Start of MATERIAL PROVIDED
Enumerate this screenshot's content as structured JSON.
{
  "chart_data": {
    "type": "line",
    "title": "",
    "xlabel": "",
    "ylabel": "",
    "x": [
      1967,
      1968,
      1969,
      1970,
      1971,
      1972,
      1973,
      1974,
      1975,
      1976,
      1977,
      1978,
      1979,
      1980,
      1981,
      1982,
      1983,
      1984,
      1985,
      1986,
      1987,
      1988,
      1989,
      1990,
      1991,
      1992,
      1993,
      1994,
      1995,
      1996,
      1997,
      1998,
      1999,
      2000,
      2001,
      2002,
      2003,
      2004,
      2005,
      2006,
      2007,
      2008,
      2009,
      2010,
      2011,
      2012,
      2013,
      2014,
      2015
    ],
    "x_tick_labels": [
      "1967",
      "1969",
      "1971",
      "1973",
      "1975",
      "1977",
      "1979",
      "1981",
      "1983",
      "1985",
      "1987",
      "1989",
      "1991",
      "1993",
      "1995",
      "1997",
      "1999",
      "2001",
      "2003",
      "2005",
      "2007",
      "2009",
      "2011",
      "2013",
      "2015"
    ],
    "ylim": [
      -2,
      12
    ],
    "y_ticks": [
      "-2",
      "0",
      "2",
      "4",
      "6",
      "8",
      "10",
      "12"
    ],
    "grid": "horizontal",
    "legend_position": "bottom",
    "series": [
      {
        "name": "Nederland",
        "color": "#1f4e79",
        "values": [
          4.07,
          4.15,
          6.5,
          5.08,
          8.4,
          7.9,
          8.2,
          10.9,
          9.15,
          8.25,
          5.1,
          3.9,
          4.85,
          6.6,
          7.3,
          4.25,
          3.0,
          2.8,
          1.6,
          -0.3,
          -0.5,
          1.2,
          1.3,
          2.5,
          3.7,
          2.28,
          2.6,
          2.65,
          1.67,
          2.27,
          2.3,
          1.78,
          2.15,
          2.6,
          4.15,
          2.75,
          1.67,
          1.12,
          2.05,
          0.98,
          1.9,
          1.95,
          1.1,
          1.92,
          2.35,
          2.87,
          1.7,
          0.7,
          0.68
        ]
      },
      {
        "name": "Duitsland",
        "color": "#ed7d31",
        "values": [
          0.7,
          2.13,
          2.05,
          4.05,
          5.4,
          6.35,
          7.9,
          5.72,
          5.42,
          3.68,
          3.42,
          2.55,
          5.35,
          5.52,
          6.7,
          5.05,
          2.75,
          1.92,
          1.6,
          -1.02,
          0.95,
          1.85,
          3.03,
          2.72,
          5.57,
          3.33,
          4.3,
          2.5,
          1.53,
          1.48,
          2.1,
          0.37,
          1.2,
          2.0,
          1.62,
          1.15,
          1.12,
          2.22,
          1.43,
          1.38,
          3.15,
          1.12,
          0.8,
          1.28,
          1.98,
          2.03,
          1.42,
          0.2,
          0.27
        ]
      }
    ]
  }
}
End of MATERIAL PROVIDED
● **WORK INSTRUCTIONS**: Output every entry shown above, exactly.

● **EXERCISE ANSWER**:
Enumerate this screenshot's content as structured JSON.
{
  "chart_data": {
    "type": "line",
    "title": "",
    "xlabel": "",
    "ylabel": "",
    "x": [
      1967,
      1968,
      1969,
      1970,
      1971,
      1972,
      1973,
      1974,
      1975,
      1976,
      1977,
      1978,
      1979,
      1980,
      1981,
      1982,
      1983,
      1984,
      1985,
      1986,
      1987,
      1988,
      1989,
      1990,
      1991,
      1992,
      1993,
      1994,
      1995,
      1996,
      1997,
      1998,
      1999,
      2000,
      2001,
      2002,
      2003,
      2004,
      2005,
      2006,
      2007,
      2008,
      2009,
      2010,
      2011,
      2012,
      2013,
      2014,
      2015
    ],
    "x_tick_labels": [
      "1967",
      "1969",
      "1971",
      "1973",
      "1975",
      "1977",
      "1979",
      "1981",
      "1983",
      "1985",
      "1987",
      "1989",
      "1991",
      "1993",
      "1995",
      "1997",
      "1999",
      "2001",
      "2003",
      "2005",
      "2007",
      "2009",
      "2011",
      "2013",
      "2015"
    ],
    "ylim": [
      -2,
      12
    ],
    "y_ticks": [
      "-2",
      "0",
      "2",
      "4",
      "6",
      "8",
      "10",
      "12"
    ],
    "grid": "horizontal",
    "legend_position": "bottom",
    "series": [
      {
        "name": "Nederland",
        "color": "#1f4e79",
        "values": [
          4.07,
          4.15,
          6.5,
          5.08,
          8.4,
          7.9,
          8.2,
          10.9,
          9.15,
          8.25,
          5.1,
          3.9,
          4.85,
          6.6,
          7.3,
          4.25,
          3.0,
          2.8,
          1.6,
          -0.3,
          -0.5,
          1.2,
          1.3,
          2.5,
          3.7,
          2.28,
          2.6,
          2.65,
          1.67,
          2.27,
          2.3,
          1.78,
          2.15,
          2.6,
          4.15,
          2.75,
          1.67,
          1.12,
          2.05,
          0.98,
          1.9,
          1.95,
          1.1,
          1.92,
          2.35,
          2.87,
          1.7,
          0.7,
          0.68
        ]
      },
      {
        "name": "Duitsland",
        "color": "#ed7d31",
        "values": [
          0.7,
          2.13,
          2.05,
          4.05,
          5.4,
          6.35,
          7.9,
          5.72,
          5.42,
          3.68,
          3.42,
          2.55,
          5.35,
          5.52,
          6.7,
          5.05,
          2.75,
          1.92,
          1.6,
          -1.02,
          0.95,
          1.85,
          3.03,
          2.72,
          5.57,
          3.33,
          4.3,
          2.5,
          1.53,
          1.48,
          2.1,
          0.37,
          1.2,
          2.0,
          1.62,
          1.15,
          1.12,
          2.22,
          1.43,
          1.38,
          3.15,
          1.12,
          0.8,
          1.28,
          1.98,
          2.03,
          1.42,
          0.2,
          0.27
        ]
      }
    ]
  }
}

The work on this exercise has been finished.